**Goal:** Transcribe the material in full. Nothing should differ except that the pictures are left out.

-- START OF Information supplied --

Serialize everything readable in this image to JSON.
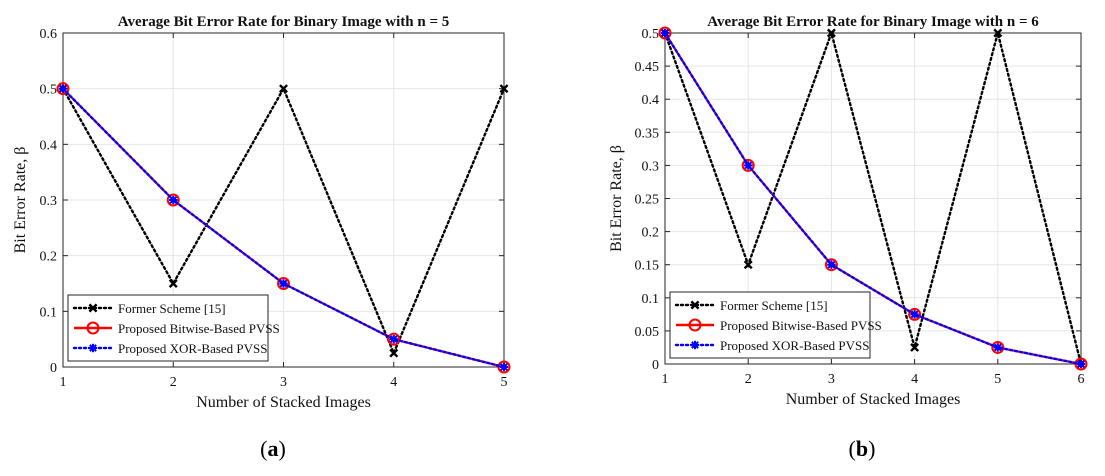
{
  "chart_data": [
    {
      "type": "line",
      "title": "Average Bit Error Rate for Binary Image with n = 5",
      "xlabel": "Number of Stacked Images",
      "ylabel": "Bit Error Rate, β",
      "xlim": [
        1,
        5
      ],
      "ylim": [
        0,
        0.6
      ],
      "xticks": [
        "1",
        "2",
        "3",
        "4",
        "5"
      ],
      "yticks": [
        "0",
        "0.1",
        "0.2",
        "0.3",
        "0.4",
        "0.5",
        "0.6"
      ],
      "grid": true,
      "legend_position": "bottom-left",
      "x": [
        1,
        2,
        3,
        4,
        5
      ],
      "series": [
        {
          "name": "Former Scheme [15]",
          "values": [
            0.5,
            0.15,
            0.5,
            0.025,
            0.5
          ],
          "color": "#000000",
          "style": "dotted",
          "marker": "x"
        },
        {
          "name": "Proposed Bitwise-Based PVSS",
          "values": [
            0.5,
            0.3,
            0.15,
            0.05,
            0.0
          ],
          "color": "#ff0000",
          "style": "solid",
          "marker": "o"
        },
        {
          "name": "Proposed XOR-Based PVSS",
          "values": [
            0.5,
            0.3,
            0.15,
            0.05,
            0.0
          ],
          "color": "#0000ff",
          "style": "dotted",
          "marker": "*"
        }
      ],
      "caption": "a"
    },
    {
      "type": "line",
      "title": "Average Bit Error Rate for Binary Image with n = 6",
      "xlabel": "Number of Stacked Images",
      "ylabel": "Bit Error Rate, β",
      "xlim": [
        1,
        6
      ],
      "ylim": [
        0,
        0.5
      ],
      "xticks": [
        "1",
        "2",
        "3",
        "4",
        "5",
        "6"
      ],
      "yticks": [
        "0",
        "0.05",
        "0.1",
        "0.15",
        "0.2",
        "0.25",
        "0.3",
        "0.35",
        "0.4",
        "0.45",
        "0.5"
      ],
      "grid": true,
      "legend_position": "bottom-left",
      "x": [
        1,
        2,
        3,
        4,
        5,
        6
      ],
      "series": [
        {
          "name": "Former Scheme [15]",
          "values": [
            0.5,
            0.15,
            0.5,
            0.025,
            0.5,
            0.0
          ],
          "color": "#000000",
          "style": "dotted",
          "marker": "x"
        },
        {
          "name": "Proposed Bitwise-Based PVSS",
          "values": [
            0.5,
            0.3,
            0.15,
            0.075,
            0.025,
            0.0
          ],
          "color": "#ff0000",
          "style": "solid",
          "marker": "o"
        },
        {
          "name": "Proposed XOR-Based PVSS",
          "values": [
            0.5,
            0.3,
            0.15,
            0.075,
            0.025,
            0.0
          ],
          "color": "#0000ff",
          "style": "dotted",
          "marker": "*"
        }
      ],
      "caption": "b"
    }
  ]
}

-- END OF Information supplied --

**Finished task:**
Serialize everything readable in this image to JSON.
{
  "chart_data": [
    {
      "type": "line",
      "title": "Average Bit Error Rate for Binary Image with n = 5",
      "xlabel": "Number of Stacked Images",
      "ylabel": "Bit Error Rate, β",
      "xlim": [
        1,
        5
      ],
      "ylim": [
        0,
        0.6
      ],
      "xticks": [
        "1",
        "2",
        "3",
        "4",
        "5"
      ],
      "yticks": [
        "0",
        "0.1",
        "0.2",
        "0.3",
        "0.4",
        "0.5",
        "0.6"
      ],
      "grid": true,
      "legend_position": "bottom-left",
      "x": [
        1,
        2,
        3,
        4,
        5
      ],
      "series": [
        {
          "name": "Former Scheme [15]",
          "values": [
            0.5,
            0.15,
            0.5,
            0.025,
            0.5
          ],
          "color": "#000000",
          "style": "dotted",
          "marker": "x"
        },
        {
          "name": "Proposed Bitwise-Based PVSS",
          "values": [
            0.5,
            0.3,
            0.15,
            0.05,
            0.0
          ],
          "color": "#ff0000",
          "style": "solid",
          "marker": "o"
        },
        {
          "name": "Proposed XOR-Based PVSS",
          "values": [
            0.5,
            0.3,
            0.15,
            0.05,
            0.0
          ],
          "color": "#0000ff",
          "style": "dotted",
          "marker": "*"
        }
      ],
      "caption": "a"
    },
    {
      "type": "line",
      "title": "Average Bit Error Rate for Binary Image with n = 6",
      "xlabel": "Number of Stacked Images",
      "ylabel": "Bit Error Rate, β",
      "xlim": [
        1,
        6
      ],
      "ylim": [
        0,
        0.5
      ],
      "xticks": [
        "1",
        "2",
        "3",
        "4",
        "5",
        "6"
      ],
      "yticks": [
        "0",
        "0.05",
        "0.1",
        "0.15",
        "0.2",
        "0.25",
        "0.3",
        "0.35",
        "0.4",
        "0.45",
        "0.5"
      ],
      "grid": true,
      "legend_position": "bottom-left",
      "x": [
        1,
        2,
        3,
        4,
        5,
        6
      ],
      "series": [
        {
          "name": "Former Scheme [15]",
          "values": [
            0.5,
            0.15,
            0.5,
            0.025,
            0.5,
            0.0
          ],
          "color": "#000000",
          "style": "dotted",
          "marker": "x"
        },
        {
          "name": "Proposed Bitwise-Based PVSS",
          "values": [
            0.5,
            0.3,
            0.15,
            0.075,
            0.025,
            0.0
          ],
          "color": "#ff0000",
          "style": "solid",
          "marker": "o"
        },
        {
          "name": "Proposed XOR-Based PVSS",
          "values": [
            0.5,
            0.3,
            0.15,
            0.075,
            0.025,
            0.0
          ],
          "color": "#0000ff",
          "style": "dotted",
          "marker": "*"
        }
      ],
      "caption": "b"
    }
  ]
}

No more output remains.